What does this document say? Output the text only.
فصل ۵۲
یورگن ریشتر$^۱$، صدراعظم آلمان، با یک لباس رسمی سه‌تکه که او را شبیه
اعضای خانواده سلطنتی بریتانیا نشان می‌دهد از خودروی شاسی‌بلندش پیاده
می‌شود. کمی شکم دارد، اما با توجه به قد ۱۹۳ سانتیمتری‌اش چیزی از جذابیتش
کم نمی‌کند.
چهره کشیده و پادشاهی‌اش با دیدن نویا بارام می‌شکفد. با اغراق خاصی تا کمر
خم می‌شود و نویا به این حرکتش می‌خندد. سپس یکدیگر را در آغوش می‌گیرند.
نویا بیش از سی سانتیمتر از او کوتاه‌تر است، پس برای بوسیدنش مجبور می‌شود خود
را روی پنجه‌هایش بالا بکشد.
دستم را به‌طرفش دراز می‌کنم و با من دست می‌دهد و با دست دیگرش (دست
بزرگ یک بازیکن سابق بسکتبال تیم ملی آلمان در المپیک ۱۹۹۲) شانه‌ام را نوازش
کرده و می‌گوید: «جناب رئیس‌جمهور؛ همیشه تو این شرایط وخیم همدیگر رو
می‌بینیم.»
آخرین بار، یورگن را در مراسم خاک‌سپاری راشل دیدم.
■ ■ ■ ■
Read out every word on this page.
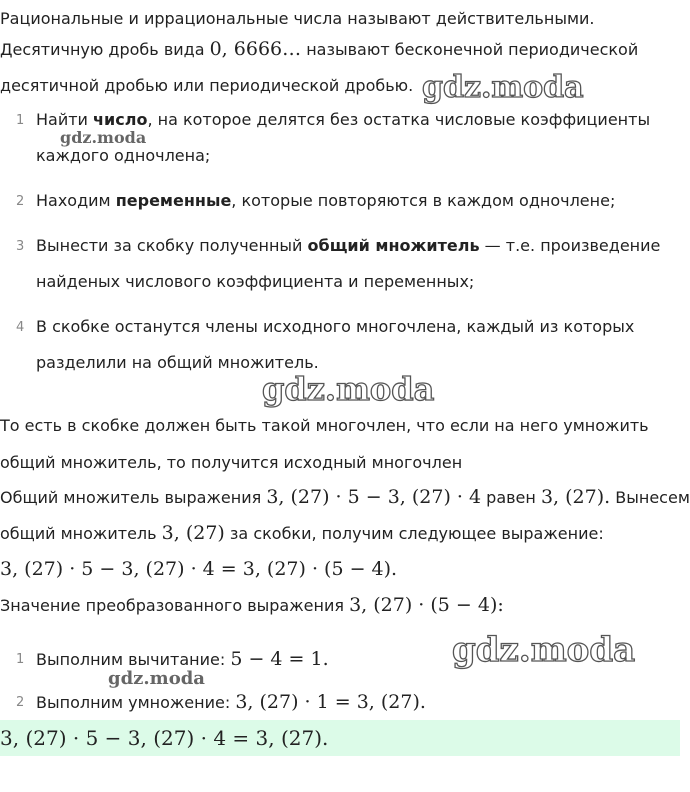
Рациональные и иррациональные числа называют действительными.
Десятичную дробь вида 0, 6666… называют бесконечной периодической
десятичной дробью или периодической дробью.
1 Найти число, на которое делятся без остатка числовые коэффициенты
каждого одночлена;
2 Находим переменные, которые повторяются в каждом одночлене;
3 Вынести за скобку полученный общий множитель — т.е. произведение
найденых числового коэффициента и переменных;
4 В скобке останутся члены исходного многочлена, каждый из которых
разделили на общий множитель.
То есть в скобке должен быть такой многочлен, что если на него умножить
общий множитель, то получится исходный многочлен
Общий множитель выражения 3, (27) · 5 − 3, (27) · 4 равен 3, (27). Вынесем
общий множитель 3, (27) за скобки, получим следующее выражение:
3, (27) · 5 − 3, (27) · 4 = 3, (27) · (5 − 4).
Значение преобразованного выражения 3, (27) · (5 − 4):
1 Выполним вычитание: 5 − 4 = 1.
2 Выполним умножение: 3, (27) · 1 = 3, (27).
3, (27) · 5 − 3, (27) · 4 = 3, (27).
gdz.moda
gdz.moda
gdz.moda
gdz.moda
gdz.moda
■ ■ ■ ■
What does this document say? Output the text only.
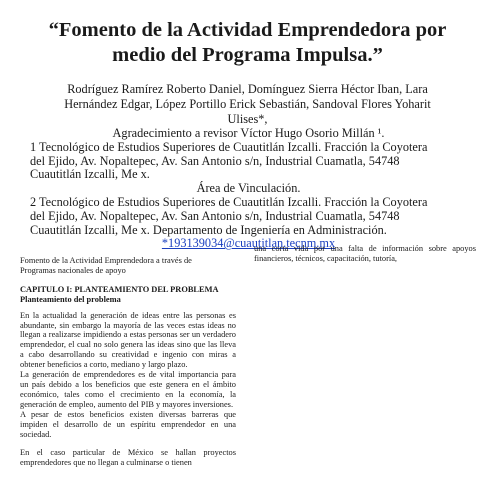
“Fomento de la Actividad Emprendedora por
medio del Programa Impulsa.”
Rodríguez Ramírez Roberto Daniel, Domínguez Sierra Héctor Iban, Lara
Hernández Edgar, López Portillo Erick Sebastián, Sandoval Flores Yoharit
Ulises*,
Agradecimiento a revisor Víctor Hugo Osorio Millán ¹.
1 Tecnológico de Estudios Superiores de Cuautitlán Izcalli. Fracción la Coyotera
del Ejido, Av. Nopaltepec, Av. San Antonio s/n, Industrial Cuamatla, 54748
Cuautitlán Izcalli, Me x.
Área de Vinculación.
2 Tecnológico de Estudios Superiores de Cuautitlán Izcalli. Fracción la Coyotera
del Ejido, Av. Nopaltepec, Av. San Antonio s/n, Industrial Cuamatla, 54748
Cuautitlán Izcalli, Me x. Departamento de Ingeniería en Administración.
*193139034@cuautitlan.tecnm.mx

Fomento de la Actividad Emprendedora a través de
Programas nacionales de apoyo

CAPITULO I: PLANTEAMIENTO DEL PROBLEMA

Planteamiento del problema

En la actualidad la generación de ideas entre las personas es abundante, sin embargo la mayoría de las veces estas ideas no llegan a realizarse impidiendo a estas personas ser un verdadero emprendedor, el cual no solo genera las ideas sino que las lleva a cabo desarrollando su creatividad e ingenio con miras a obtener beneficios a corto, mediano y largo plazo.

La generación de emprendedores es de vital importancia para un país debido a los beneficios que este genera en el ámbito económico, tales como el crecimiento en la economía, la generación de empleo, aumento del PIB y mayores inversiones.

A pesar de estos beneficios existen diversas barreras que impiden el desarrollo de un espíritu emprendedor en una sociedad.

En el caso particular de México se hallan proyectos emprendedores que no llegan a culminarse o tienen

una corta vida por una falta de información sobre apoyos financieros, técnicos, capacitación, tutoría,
■ ■ ■ ■
## Exercise aim
Filter the entries down to the lines with the word "Izcalli" in them.

## Written answer
1 Tecnológico de Estudios Superiores de Cuautitlán Izcalli. Fracción la Coyotera
Cuautitlán Izcalli, Me x.
2 Tecnológico de Estudios Superiores de Cuautitlán Izcalli. Fracción la Coyotera
Cuautitlán Izcalli, Me x. Departamento de Ingeniería en Administración.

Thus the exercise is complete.